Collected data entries
==========

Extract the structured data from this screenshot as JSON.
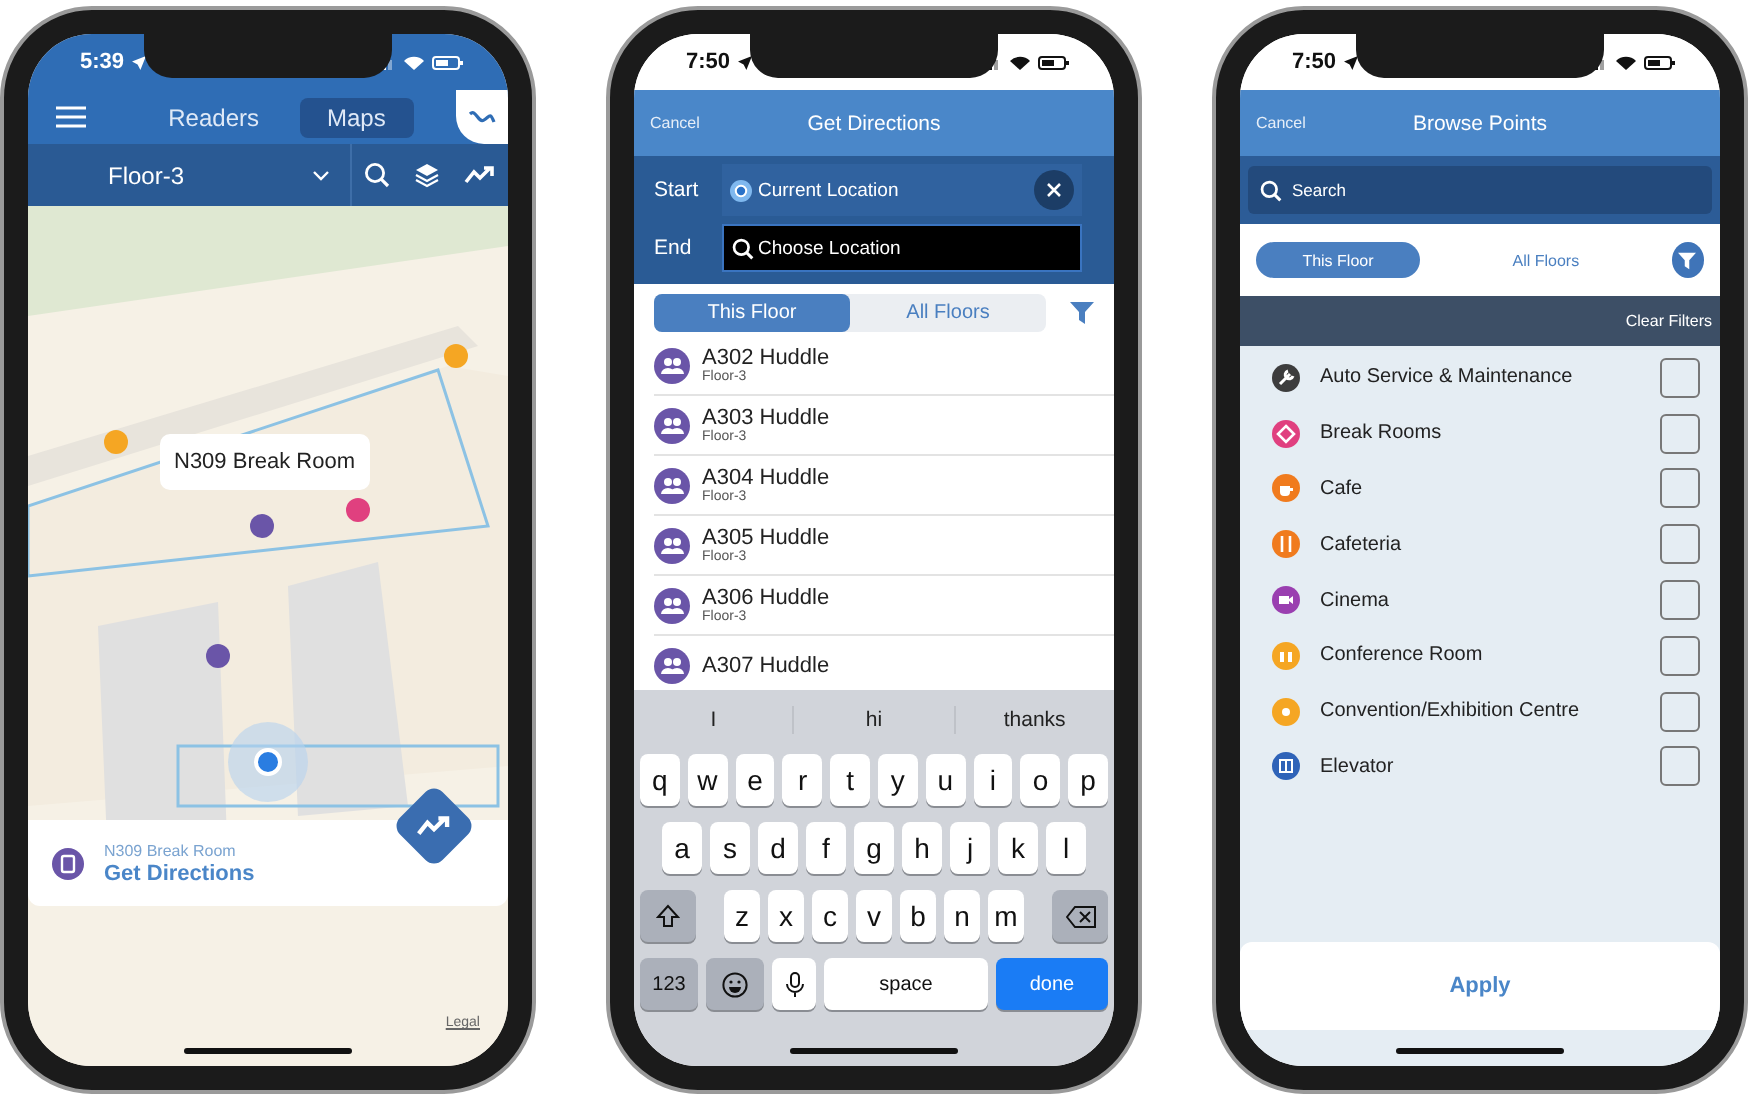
{
  "phones": [
    {
      "kind": "map",
      "time": "5:39",
      "tabs": [
        {
          "label": "Readers",
          "selected": false
        },
        {
          "label": "Maps",
          "selected": true
        }
      ],
      "floor": "Floor-3",
      "callout": "N309 Break Room",
      "card": {
        "subtitle": "N309 Break Room",
        "action": "Get Directions"
      },
      "legal": "Legal"
    },
    {
      "kind": "directions",
      "time": "7:50",
      "cancel": "Cancel",
      "title": "Get Directions",
      "start": {
        "label": "Start",
        "value": "Current Location"
      },
      "end": {
        "label": "End",
        "placeholder": "Choose Location"
      },
      "tabs": [
        {
          "label": "This Floor",
          "selected": true
        },
        {
          "label": "All Floors",
          "selected": false
        }
      ],
      "results": [
        {
          "name": "A302 Huddle",
          "floor": "Floor-3"
        },
        {
          "name": "A303 Huddle",
          "floor": "Floor-3"
        },
        {
          "name": "A304 Huddle",
          "floor": "Floor-3"
        },
        {
          "name": "A305 Huddle",
          "floor": "Floor-3"
        },
        {
          "name": "A306 Huddle",
          "floor": "Floor-3"
        },
        {
          "name": "A307 Huddle"
        }
      ],
      "keyboard": {
        "suggestions": [
          "I",
          "hi",
          "thanks"
        ],
        "rows": [
          [
            "q",
            "w",
            "e",
            "r",
            "t",
            "y",
            "u",
            "i",
            "o",
            "p"
          ],
          [
            "a",
            "s",
            "d",
            "f",
            "g",
            "h",
            "j",
            "k",
            "l"
          ],
          [
            "z",
            "x",
            "c",
            "v",
            "b",
            "n",
            "m"
          ]
        ],
        "numbers": "123",
        "space": "space",
        "done": "done"
      }
    },
    {
      "kind": "browse",
      "time": "7:50",
      "cancel": "Cancel",
      "title": "Browse Points",
      "search": {
        "placeholder": "Search"
      },
      "tabs": [
        {
          "label": "This Floor",
          "selected": true
        },
        {
          "label": "All Floors",
          "selected": false
        }
      ],
      "clear": "Clear Filters",
      "categories": [
        {
          "label": "Auto Service & Maintenance",
          "color": "#3d3d3d",
          "checked": false
        },
        {
          "label": "Break Rooms",
          "color": "#e0407f",
          "checked": false
        },
        {
          "label": "Cafe",
          "color": "#f07b1e",
          "checked": false
        },
        {
          "label": "Cafeteria",
          "color": "#f07b1e",
          "checked": false
        },
        {
          "label": "Cinema",
          "color": "#9a3fb0",
          "checked": false
        },
        {
          "label": "Conference Room",
          "color": "#f5a623",
          "checked": false
        },
        {
          "label": "Convention/Exhibition Centre",
          "color": "#f5a623",
          "checked": false
        },
        {
          "label": "Elevator",
          "color": "#2f63b8",
          "checked": false
        }
      ],
      "apply": "Apply"
    }
  ]
}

==========

# [OBJECTIVE]
What is the number of lines above that contain "kind"? Answer with that number only.

# [CORRECT RESPONSE]
3